#### What you will do:
All of the records below must be output exactly, with no pictures carried over.

#### Rows:

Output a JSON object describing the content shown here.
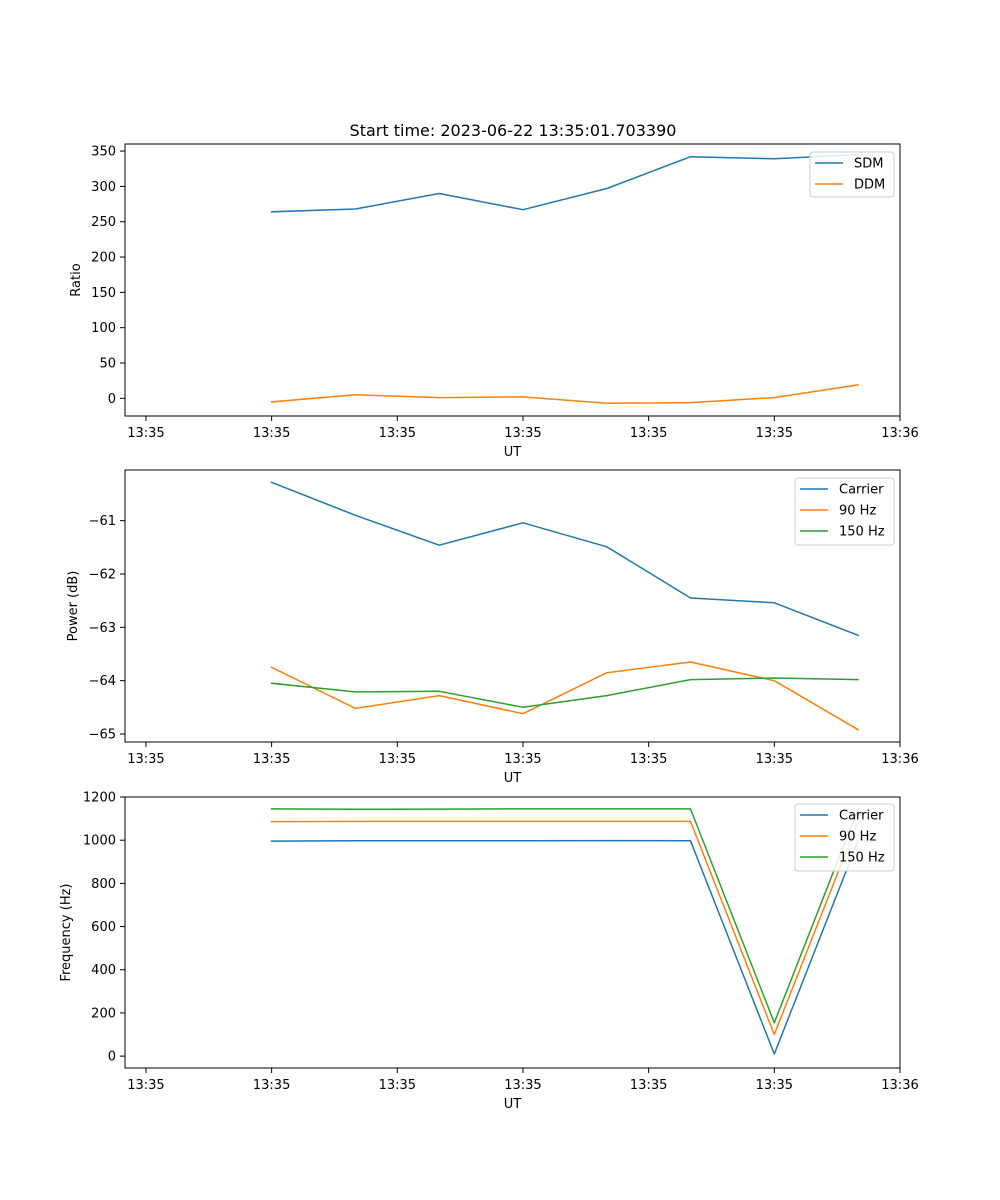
{
  "title": "Start time: 2023-06-22 13:35:01.703390",
  "colors": {
    "blue": "#1f77b4",
    "orange": "#ff7f0e",
    "green": "#2ca02c"
  },
  "chart_data": [
    {
      "type": "line",
      "title": "Start time: 2023-06-22 13:35:01.703390",
      "xlabel": "UT",
      "ylabel": "Ratio",
      "x": [
        1,
        2,
        3,
        4,
        5,
        6,
        7,
        8
      ],
      "xlim": [
        -0.75,
        8.5
      ],
      "xticks": [
        -0.5,
        1,
        2.5,
        4,
        5.5,
        7,
        8.5
      ],
      "xtick_labels": [
        "13:35",
        "13:35",
        "13:35",
        "13:35",
        "13:35",
        "13:35",
        "13:36"
      ],
      "ylim": [
        -25,
        360
      ],
      "yticks": [
        0,
        50,
        100,
        150,
        200,
        250,
        300,
        350
      ],
      "ytick_labels": [
        "0",
        "50",
        "100",
        "150",
        "200",
        "250",
        "300",
        "350"
      ],
      "legend_position": "upper-right",
      "series": [
        {
          "name": "SDM",
          "color": "#1f77b4",
          "values": [
            264,
            268,
            290,
            267,
            297,
            342,
            339,
            345
          ]
        },
        {
          "name": "DDM",
          "color": "#ff7f0e",
          "values": [
            -5,
            5,
            1,
            2,
            -7,
            -6,
            1,
            19
          ]
        }
      ]
    },
    {
      "type": "line",
      "title": "",
      "xlabel": "UT",
      "ylabel": "Power (dB)",
      "x": [
        1,
        2,
        3,
        4,
        5,
        6,
        7,
        8
      ],
      "xlim": [
        -0.75,
        8.5
      ],
      "xticks": [
        -0.5,
        1,
        2.5,
        4,
        5.5,
        7,
        8.5
      ],
      "xtick_labels": [
        "13:35",
        "13:35",
        "13:35",
        "13:35",
        "13:35",
        "13:35",
        "13:36"
      ],
      "ylim": [
        -65.15,
        -60.05
      ],
      "yticks": [
        -65,
        -64,
        -63,
        -62,
        -61
      ],
      "ytick_labels": [
        "−65",
        "−64",
        "−63",
        "−62",
        "−61"
      ],
      "legend_position": "upper-right",
      "series": [
        {
          "name": "Carrier",
          "color": "#1f77b4",
          "values": [
            -60.28,
            -60.9,
            -61.46,
            -61.04,
            -61.49,
            -62.45,
            -62.54,
            -63.15
          ]
        },
        {
          "name": "90 Hz",
          "color": "#ff7f0e",
          "values": [
            -63.75,
            -64.52,
            -64.28,
            -64.62,
            -63.85,
            -63.65,
            -64.0,
            -64.92
          ]
        },
        {
          "name": "150 Hz",
          "color": "#2ca02c",
          "values": [
            -64.05,
            -64.21,
            -64.2,
            -64.5,
            -64.28,
            -63.98,
            -63.95,
            -63.98
          ]
        }
      ]
    },
    {
      "type": "line",
      "title": "",
      "xlabel": "UT",
      "ylabel": "Frequency (Hz)",
      "x": [
        1,
        2,
        3,
        4,
        5,
        6,
        7,
        8
      ],
      "xlim": [
        -0.75,
        8.5
      ],
      "xticks": [
        -0.5,
        1,
        2.5,
        4,
        5.5,
        7,
        8.5
      ],
      "xtick_labels": [
        "13:35",
        "13:35",
        "13:35",
        "13:35",
        "13:35",
        "13:35",
        "13:36"
      ],
      "ylim": [
        -55,
        1200
      ],
      "yticks": [
        0,
        200,
        400,
        600,
        800,
        1000,
        1200
      ],
      "ytick_labels": [
        "0",
        "200",
        "400",
        "600",
        "800",
        "1000",
        "1200"
      ],
      "legend_position": "upper-right",
      "series": [
        {
          "name": "Carrier",
          "color": "#1f77b4",
          "values": [
            996,
            997,
            997,
            997,
            998,
            997,
            10,
            998
          ]
        },
        {
          "name": "90 Hz",
          "color": "#ff7f0e",
          "values": [
            1086,
            1087,
            1087,
            1087,
            1087,
            1087,
            100,
            1088
          ]
        },
        {
          "name": "150 Hz",
          "color": "#2ca02c",
          "values": [
            1145,
            1143,
            1144,
            1145,
            1145,
            1145,
            155,
            1145
          ]
        }
      ]
    }
  ]
}
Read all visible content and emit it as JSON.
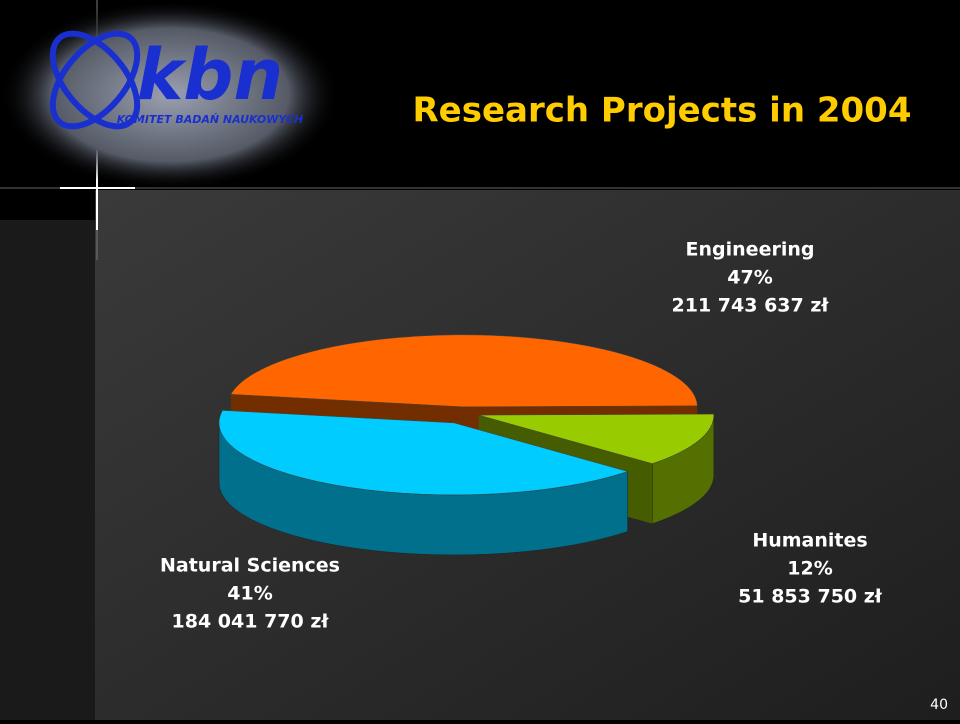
{
  "logo": {
    "name": "kbn",
    "subtitle": "KOMITET BADAŃ NAUKOWYCH"
  },
  "page_number": "40",
  "chart_data": {
    "type": "pie",
    "title": "Research Projects in 2004",
    "categories": [
      "Engineering",
      "Humanites",
      "Natural Sciences"
    ],
    "values": [
      47,
      12,
      41
    ],
    "value_labels": [
      "47%",
      "12%",
      "41%"
    ],
    "amounts": [
      "211 743 637 zł",
      "51 853 750 zł",
      "184 041 770 zł"
    ],
    "colors": [
      "#ff6600",
      "#99cc00",
      "#00ccff"
    ]
  }
}
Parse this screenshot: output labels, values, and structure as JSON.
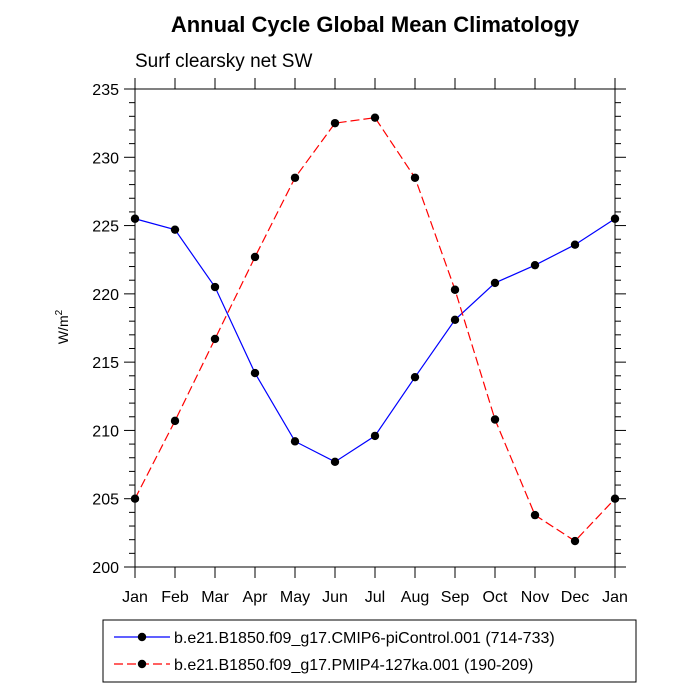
{
  "chart_data": {
    "type": "line",
    "title": "Annual Cycle Global Mean Climatology",
    "subtitle": "Surf clearsky net SW",
    "ylabel_base": "W/m",
    "ylabel_sup": "2",
    "xlabel": "",
    "categories": [
      "Jan",
      "Feb",
      "Mar",
      "Apr",
      "May",
      "Jun",
      "Jul",
      "Aug",
      "Sep",
      "Oct",
      "Nov",
      "Dec",
      "Jan"
    ],
    "ylim": [
      200,
      235
    ],
    "yticks": [
      200,
      205,
      210,
      215,
      220,
      225,
      230,
      235
    ],
    "series": [
      {
        "name": "b.e21.B1850.f09_g17.CMIP6-piControl.001 (714-733)",
        "color": "#0000ff",
        "dash": "solid",
        "values": [
          225.5,
          224.7,
          220.5,
          214.2,
          209.2,
          207.7,
          209.6,
          213.9,
          218.1,
          220.8,
          222.1,
          223.6,
          225.5
        ]
      },
      {
        "name": "b.e21.B1850.f09_g17.PMIP4-127ka.001 (190-209)",
        "color": "#ff0000",
        "dash": "dashed",
        "values": [
          205.0,
          210.7,
          216.7,
          222.7,
          228.5,
          232.5,
          232.9,
          228.5,
          220.3,
          210.8,
          203.8,
          201.9,
          205.0
        ]
      }
    ],
    "legend_position": "bottom"
  }
}
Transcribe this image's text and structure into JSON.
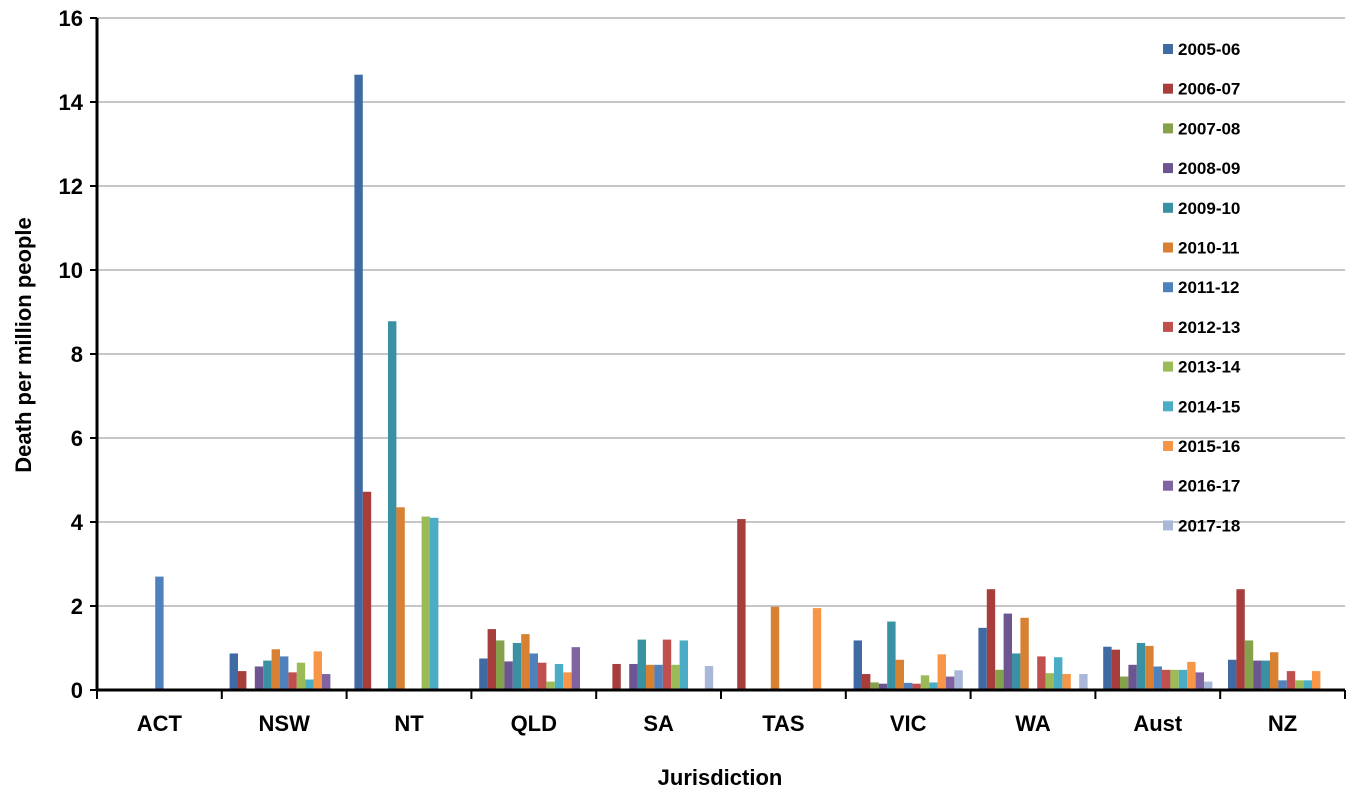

#### Final answer:
Output a JSON object describing the content shown here.
{
  "title": "Start time: 2023-06-22 13:35:01.703390",
  "colors": {
    "blue": "#1f77b4",
    "orange": "#ff7f0e",
    "green": "#2ca02c"
  },
  "chart_data": [
    {
      "type": "line",
      "title": "Start time: 2023-06-22 13:35:01.703390",
      "xlabel": "UT",
      "ylabel": "Ratio",
      "x": [
        1,
        2,
        3,
        4,
        5,
        6,
        7,
        8
      ],
      "xlim": [
        -0.75,
        8.5
      ],
      "xticks": [
        -0.5,
        1,
        2.5,
        4,
        5.5,
        7,
        8.5
      ],
      "xtick_labels": [
        "13:35",
        "13:35",
        "13:35",
        "13:35",
        "13:35",
        "13:35",
        "13:36"
      ],
      "ylim": [
        -25,
        360
      ],
      "yticks": [
        0,
        50,
        100,
        150,
        200,
        250,
        300,
        350
      ],
      "ytick_labels": [
        "0",
        "50",
        "100",
        "150",
        "200",
        "250",
        "300",
        "350"
      ],
      "legend_position": "upper-right",
      "series": [
        {
          "name": "SDM",
          "color": "#1f77b4",
          "values": [
            264,
            268,
            290,
            267,
            297,
            342,
            339,
            345
          ]
        },
        {
          "name": "DDM",
          "color": "#ff7f0e",
          "values": [
            -5,
            5,
            1,
            2,
            -7,
            -6,
            1,
            19
          ]
        }
      ]
    },
    {
      "type": "line",
      "title": "",
      "xlabel": "UT",
      "ylabel": "Power (dB)",
      "x": [
        1,
        2,
        3,
        4,
        5,
        6,
        7,
        8
      ],
      "xlim": [
        -0.75,
        8.5
      ],
      "xticks": [
        -0.5,
        1,
        2.5,
        4,
        5.5,
        7,
        8.5
      ],
      "xtick_labels": [
        "13:35",
        "13:35",
        "13:35",
        "13:35",
        "13:35",
        "13:35",
        "13:36"
      ],
      "ylim": [
        -65.15,
        -60.05
      ],
      "yticks": [
        -65,
        -64,
        -63,
        -62,
        -61
      ],
      "ytick_labels": [
        "−65",
        "−64",
        "−63",
        "−62",
        "−61"
      ],
      "legend_position": "upper-right",
      "series": [
        {
          "name": "Carrier",
          "color": "#1f77b4",
          "values": [
            -60.28,
            -60.9,
            -61.46,
            -61.04,
            -61.49,
            -62.45,
            -62.54,
            -63.15
          ]
        },
        {
          "name": "90 Hz",
          "color": "#ff7f0e",
          "values": [
            -63.75,
            -64.52,
            -64.28,
            -64.62,
            -63.85,
            -63.65,
            -64.0,
            -64.92
          ]
        },
        {
          "name": "150 Hz",
          "color": "#2ca02c",
          "values": [
            -64.05,
            -64.21,
            -64.2,
            -64.5,
            -64.28,
            -63.98,
            -63.95,
            -63.98
          ]
        }
      ]
    },
    {
      "type": "line",
      "title": "",
      "xlabel": "UT",
      "ylabel": "Frequency (Hz)",
      "x": [
        1,
        2,
        3,
        4,
        5,
        6,
        7,
        8
      ],
      "xlim": [
        -0.75,
        8.5
      ],
      "xticks": [
        -0.5,
        1,
        2.5,
        4,
        5.5,
        7,
        8.5
      ],
      "xtick_labels": [
        "13:35",
        "13:35",
        "13:35",
        "13:35",
        "13:35",
        "13:35",
        "13:36"
      ],
      "ylim": [
        -55,
        1200
      ],
      "yticks": [
        0,
        200,
        400,
        600,
        800,
        1000,
        1200
      ],
      "ytick_labels": [
        "0",
        "200",
        "400",
        "600",
        "800",
        "1000",
        "1200"
      ],
      "legend_position": "upper-right",
      "series": [
        {
          "name": "Carrier",
          "color": "#1f77b4",
          "values": [
            996,
            997,
            997,
            997,
            998,
            997,
            10,
            998
          ]
        },
        {
          "name": "90 Hz",
          "color": "#ff7f0e",
          "values": [
            1086,
            1087,
            1087,
            1087,
            1087,
            1087,
            100,
            1088
          ]
        },
        {
          "name": "150 Hz",
          "color": "#2ca02c",
          "values": [
            1145,
            1143,
            1144,
            1145,
            1145,
            1145,
            155,
            1145
          ]
        }
      ]
    }
  ]
}
Read all visible content and emit it as JSON.
{
  "logo": {
    "name": "kbn",
    "subtitle": "KOMITET BADAŃ NAUKOWYCH"
  },
  "page_number": "40",
  "chart_data": {
    "type": "pie",
    "title": "Research Projects in 2004",
    "categories": [
      "Engineering",
      "Humanites",
      "Natural Sciences"
    ],
    "values": [
      47,
      12,
      41
    ],
    "value_labels": [
      "47%",
      "12%",
      "41%"
    ],
    "amounts": [
      "211 743 637 zł",
      "51 853 750 zł",
      "184 041 770 zł"
    ],
    "colors": [
      "#ff6600",
      "#99cc00",
      "#00ccff"
    ]
  }
}
Parse this screenshot: output labels, values, and structure as JSON.
{
  "chart_data": {
    "type": "line",
    "title": "Annual Cycle Global Mean Climatology",
    "subtitle": "Surf clearsky net SW",
    "ylabel_base": "W/m",
    "ylabel_sup": "2",
    "xlabel": "",
    "categories": [
      "Jan",
      "Feb",
      "Mar",
      "Apr",
      "May",
      "Jun",
      "Jul",
      "Aug",
      "Sep",
      "Oct",
      "Nov",
      "Dec",
      "Jan"
    ],
    "ylim": [
      200,
      235
    ],
    "yticks": [
      200,
      205,
      210,
      215,
      220,
      225,
      230,
      235
    ],
    "series": [
      {
        "name": "b.e21.B1850.f09_g17.CMIP6-piControl.001 (714-733)",
        "color": "#0000ff",
        "dash": "solid",
        "values": [
          225.5,
          224.7,
          220.5,
          214.2,
          209.2,
          207.7,
          209.6,
          213.9,
          218.1,
          220.8,
          222.1,
          223.6,
          225.5
        ]
      },
      {
        "name": "b.e21.B1850.f09_g17.PMIP4-127ka.001 (190-209)",
        "color": "#ff0000",
        "dash": "dashed",
        "values": [
          205.0,
          210.7,
          216.7,
          222.7,
          228.5,
          232.5,
          232.9,
          228.5,
          220.3,
          210.8,
          203.8,
          201.9,
          205.0
        ]
      }
    ],
    "legend_position": "bottom"
  }
}
Transcribe this image's text and structure into JSON.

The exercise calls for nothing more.